TASK TO COMPLETE =>
Quote all entries in full, exactly.

┄┄┄┄┄┄┄┄┄┄┄┄┄┄┄┄┄┄┄┄

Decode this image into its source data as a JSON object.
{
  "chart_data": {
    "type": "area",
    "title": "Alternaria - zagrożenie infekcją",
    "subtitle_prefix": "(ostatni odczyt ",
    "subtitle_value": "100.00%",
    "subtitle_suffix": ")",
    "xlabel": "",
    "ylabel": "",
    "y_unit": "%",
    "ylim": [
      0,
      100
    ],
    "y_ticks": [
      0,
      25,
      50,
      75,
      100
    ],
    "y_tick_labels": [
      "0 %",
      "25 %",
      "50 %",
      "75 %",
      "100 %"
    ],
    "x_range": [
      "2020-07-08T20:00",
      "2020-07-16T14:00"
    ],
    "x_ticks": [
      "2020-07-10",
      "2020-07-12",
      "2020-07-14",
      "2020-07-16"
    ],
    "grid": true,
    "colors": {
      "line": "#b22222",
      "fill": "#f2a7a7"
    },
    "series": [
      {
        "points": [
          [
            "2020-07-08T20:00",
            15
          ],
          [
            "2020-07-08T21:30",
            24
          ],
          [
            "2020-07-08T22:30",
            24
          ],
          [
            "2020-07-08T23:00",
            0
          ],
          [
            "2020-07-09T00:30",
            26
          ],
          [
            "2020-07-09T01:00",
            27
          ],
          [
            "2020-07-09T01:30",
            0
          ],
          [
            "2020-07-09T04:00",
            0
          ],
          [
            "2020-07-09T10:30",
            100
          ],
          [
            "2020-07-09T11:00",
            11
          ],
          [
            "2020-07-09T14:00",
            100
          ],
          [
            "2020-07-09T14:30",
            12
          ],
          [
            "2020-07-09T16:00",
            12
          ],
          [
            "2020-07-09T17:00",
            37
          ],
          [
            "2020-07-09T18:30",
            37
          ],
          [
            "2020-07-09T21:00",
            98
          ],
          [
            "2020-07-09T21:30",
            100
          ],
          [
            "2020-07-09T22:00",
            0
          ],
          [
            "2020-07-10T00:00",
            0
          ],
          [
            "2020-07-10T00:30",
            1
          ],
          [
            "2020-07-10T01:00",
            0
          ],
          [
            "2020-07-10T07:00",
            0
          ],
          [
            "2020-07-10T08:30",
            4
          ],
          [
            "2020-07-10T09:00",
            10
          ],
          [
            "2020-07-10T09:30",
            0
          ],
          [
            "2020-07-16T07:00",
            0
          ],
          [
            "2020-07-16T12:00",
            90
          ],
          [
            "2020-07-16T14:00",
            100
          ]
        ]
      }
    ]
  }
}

┄┄┄┄┄┄┄┄┄┄┄┄┄┄┄┄┄┄┄┄

SOLUTION TO THE EXERCISE =>
Decode this image into its source data as a JSON object.
{
  "chart_data": {
    "type": "area",
    "title": "Alternaria - zagrożenie infekcją",
    "subtitle_prefix": "(ostatni odczyt ",
    "subtitle_value": "100.00%",
    "subtitle_suffix": ")",
    "xlabel": "",
    "ylabel": "",
    "y_unit": "%",
    "ylim": [
      0,
      100
    ],
    "y_ticks": [
      0,
      25,
      50,
      75,
      100
    ],
    "y_tick_labels": [
      "0 %",
      "25 %",
      "50 %",
      "75 %",
      "100 %"
    ],
    "x_range": [
      "2020-07-08T20:00",
      "2020-07-16T14:00"
    ],
    "x_ticks": [
      "2020-07-10",
      "2020-07-12",
      "2020-07-14",
      "2020-07-16"
    ],
    "grid": true,
    "colors": {
      "line": "#b22222",
      "fill": "#f2a7a7"
    },
    "series": [
      {
        "points": [
          [
            "2020-07-08T20:00",
            15
          ],
          [
            "2020-07-08T21:30",
            24
          ],
          [
            "2020-07-08T22:30",
            24
          ],
          [
            "2020-07-08T23:00",
            0
          ],
          [
            "2020-07-09T00:30",
            26
          ],
          [
            "2020-07-09T01:00",
            27
          ],
          [
            "2020-07-09T01:30",
            0
          ],
          [
            "2020-07-09T04:00",
            0
          ],
          [
            "2020-07-09T10:30",
            100
          ],
          [
            "2020-07-09T11:00",
            11
          ],
          [
            "2020-07-09T14:00",
            100
          ],
          [
            "2020-07-09T14:30",
            12
          ],
          [
            "2020-07-09T16:00",
            12
          ],
          [
            "2020-07-09T17:00",
            37
          ],
          [
            "2020-07-09T18:30",
            37
          ],
          [
            "2020-07-09T21:00",
            98
          ],
          [
            "2020-07-09T21:30",
            100
          ],
          [
            "2020-07-09T22:00",
            0
          ],
          [
            "2020-07-10T00:00",
            0
          ],
          [
            "2020-07-10T00:30",
            1
          ],
          [
            "2020-07-10T01:00",
            0
          ],
          [
            "2020-07-10T07:00",
            0
          ],
          [
            "2020-07-10T08:30",
            4
          ],
          [
            "2020-07-10T09:00",
            10
          ],
          [
            "2020-07-10T09:30",
            0
          ],
          [
            "2020-07-16T07:00",
            0
          ],
          [
            "2020-07-16T12:00",
            90
          ],
          [
            "2020-07-16T14:00",
            100
          ]
        ]
      }
    ]
  }
}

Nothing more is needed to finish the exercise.